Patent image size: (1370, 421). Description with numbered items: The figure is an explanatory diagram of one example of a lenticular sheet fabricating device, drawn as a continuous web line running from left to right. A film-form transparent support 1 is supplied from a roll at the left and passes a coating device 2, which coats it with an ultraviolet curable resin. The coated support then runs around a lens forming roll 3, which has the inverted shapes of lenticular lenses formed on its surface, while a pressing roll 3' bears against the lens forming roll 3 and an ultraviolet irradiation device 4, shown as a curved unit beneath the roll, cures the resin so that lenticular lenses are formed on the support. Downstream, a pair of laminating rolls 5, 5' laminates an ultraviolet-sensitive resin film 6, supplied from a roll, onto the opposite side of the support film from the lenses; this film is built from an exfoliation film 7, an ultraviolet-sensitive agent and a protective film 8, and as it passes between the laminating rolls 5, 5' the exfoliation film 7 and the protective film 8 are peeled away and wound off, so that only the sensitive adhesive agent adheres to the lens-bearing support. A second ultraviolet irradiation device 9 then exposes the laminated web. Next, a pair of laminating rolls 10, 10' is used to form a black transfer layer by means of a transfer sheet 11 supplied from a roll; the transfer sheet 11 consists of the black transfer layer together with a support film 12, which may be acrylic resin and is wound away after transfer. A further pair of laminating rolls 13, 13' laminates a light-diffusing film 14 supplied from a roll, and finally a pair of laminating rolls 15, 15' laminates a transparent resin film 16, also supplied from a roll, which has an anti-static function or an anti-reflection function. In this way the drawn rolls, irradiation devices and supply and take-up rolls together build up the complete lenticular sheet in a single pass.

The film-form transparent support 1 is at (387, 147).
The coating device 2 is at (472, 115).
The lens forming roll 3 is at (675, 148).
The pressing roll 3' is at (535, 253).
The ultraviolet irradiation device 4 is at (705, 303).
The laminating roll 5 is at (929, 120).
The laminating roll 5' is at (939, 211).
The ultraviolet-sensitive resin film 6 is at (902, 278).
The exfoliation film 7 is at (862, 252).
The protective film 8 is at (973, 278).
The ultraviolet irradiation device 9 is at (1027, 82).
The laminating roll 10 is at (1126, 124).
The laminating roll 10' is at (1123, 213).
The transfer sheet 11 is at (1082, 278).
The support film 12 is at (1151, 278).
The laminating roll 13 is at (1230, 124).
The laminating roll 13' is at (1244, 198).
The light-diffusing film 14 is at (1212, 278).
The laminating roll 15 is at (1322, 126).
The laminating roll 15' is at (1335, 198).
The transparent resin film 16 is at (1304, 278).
· · · · ·
■ PROBLEM TO WORK ON:
Quote every line above word for word, from the first to the last.

■ EXERCISE ANSWER:
Patent image size: (1370, 421). Description with numbered items: The figure is an explanatory diagram of one example of a lenticular sheet fabricating device, drawn as a continuous web line running from left to right. A film-form transparent support 1 is supplied from a roll at the left and passes a coating device 2, which coats it with an ultraviolet curable resin. The coated support then runs around a lens forming roll 3, which has the inverted shapes of lenticular lenses formed on its surface, while a pressing roll 3' bears against the lens forming roll 3 and an ultraviolet irradiation device 4, shown as a curved unit beneath the roll, cures the resin so that lenticular lenses are formed on the support. Downstream, a pair of laminating rolls 5, 5' laminates an ultraviolet-sensitive resin film 6, supplied from a roll, onto the opposite side of the support film from the lenses; this film is built from an exfoliation film 7, an ultraviolet-sensitive agent and a protective film 8, and as it passes between the laminating rolls 5, 5' the exfoliation film 7 and the protective film 8 are peeled away and wound off, so that only the sensitive adhesive agent adheres to the lens-bearing support. A second ultraviolet irradiation device 9 then exposes the laminated web. Next, a pair of laminating rolls 10, 10' is used to form a black transfer layer by means of a transfer sheet 11 supplied from a roll; the transfer sheet 11 consists of the black transfer layer together with a support film 12, which may be acrylic resin and is wound away after transfer. A further pair of laminating rolls 13, 13' laminates a light-diffusing film 14 supplied from a roll, and finally a pair of laminating rolls 15, 15' laminates a transparent resin film 16, also supplied from a roll, which has an anti-static function or an anti-reflection function. In this way the drawn rolls, irradiation devices and supply and take-up rolls together build up the complete lenticular sheet in a single pass.

The film-form transparent support 1 is at (387, 147).
The coating device 2 is at (472, 115).
The lens forming roll 3 is at (675, 148).
The pressing roll 3' is at (535, 253).
The ultraviolet irradiation device 4 is at (705, 303).
The laminating roll 5 is at (929, 120).
The laminating roll 5' is at (939, 211).
The ultraviolet-sensitive resin film 6 is at (902, 278).
The exfoliation film 7 is at (862, 252).
The protective film 8 is at (973, 278).
The ultraviolet irradiation device 9 is at (1027, 82).
The laminating roll 10 is at (1126, 124).
The laminating roll 10' is at (1123, 213).
The transfer sheet 11 is at (1082, 278).
The support film 12 is at (1151, 278).
The laminating roll 13 is at (1230, 124).
The laminating roll 13' is at (1244, 198).
The light-diffusing film 14 is at (1212, 278).
The laminating roll 15 is at (1322, 126).
The laminating roll 15' is at (1335, 198).
The transparent resin film 16 is at (1304, 278).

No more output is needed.